Directions:
Reproduce the rows from the start through the line containing "x-tick-label: 85000 <box>102", swapping "series-line" for "data-line" and leaving everything else unchanged.

Records to process:
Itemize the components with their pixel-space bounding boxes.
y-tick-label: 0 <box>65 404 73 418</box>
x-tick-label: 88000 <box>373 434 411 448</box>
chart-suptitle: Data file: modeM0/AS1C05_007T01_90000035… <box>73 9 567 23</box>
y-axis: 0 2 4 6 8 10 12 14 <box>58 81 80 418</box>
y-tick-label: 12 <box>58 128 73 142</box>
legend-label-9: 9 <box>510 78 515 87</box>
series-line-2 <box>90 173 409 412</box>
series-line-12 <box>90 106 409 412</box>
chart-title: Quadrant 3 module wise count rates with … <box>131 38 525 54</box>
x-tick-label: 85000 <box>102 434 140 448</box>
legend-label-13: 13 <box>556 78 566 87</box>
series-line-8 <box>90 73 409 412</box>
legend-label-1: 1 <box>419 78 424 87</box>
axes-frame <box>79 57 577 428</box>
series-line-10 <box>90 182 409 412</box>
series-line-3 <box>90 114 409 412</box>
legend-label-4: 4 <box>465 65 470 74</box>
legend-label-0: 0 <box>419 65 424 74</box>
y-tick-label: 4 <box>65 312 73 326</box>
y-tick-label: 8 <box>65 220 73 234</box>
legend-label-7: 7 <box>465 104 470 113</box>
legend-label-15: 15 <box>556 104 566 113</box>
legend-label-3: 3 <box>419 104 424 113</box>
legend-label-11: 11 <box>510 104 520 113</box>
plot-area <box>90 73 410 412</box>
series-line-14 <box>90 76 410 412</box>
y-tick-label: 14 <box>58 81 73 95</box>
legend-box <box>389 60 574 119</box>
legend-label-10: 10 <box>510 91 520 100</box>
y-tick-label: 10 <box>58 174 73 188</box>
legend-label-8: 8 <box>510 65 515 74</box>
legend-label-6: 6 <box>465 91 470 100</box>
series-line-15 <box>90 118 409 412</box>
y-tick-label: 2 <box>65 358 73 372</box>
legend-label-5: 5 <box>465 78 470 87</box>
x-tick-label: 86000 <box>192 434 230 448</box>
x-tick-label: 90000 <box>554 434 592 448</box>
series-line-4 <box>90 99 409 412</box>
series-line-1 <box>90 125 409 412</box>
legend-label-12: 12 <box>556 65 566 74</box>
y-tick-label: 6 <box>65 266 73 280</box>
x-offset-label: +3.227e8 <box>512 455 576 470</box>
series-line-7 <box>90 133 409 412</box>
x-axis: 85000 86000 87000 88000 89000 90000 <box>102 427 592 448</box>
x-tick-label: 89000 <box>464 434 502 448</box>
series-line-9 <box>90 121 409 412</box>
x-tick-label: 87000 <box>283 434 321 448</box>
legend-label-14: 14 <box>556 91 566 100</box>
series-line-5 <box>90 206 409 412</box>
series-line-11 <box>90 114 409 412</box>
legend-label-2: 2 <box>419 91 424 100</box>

Output of the exercise:
Itemize the components with their pixel-space bounding boxes.
y-tick-label: 0 <box>65 404 73 418</box>
x-tick-label: 88000 <box>373 434 411 448</box>
chart-suptitle: Data file: modeM0/AS1C05_007T01_90000035… <box>73 9 567 23</box>
y-axis: 0 2 4 6 8 10 12 14 <box>58 81 80 418</box>
y-tick-label: 12 <box>58 128 73 142</box>
legend-label-9: 9 <box>510 78 515 87</box>
data-line-2 <box>90 173 409 412</box>
data-line-12 <box>90 106 409 412</box>
chart-title: Quadrant 3 module wise count rates with … <box>131 38 525 54</box>
x-tick-label: 85000 <box>102 434 140 448</box>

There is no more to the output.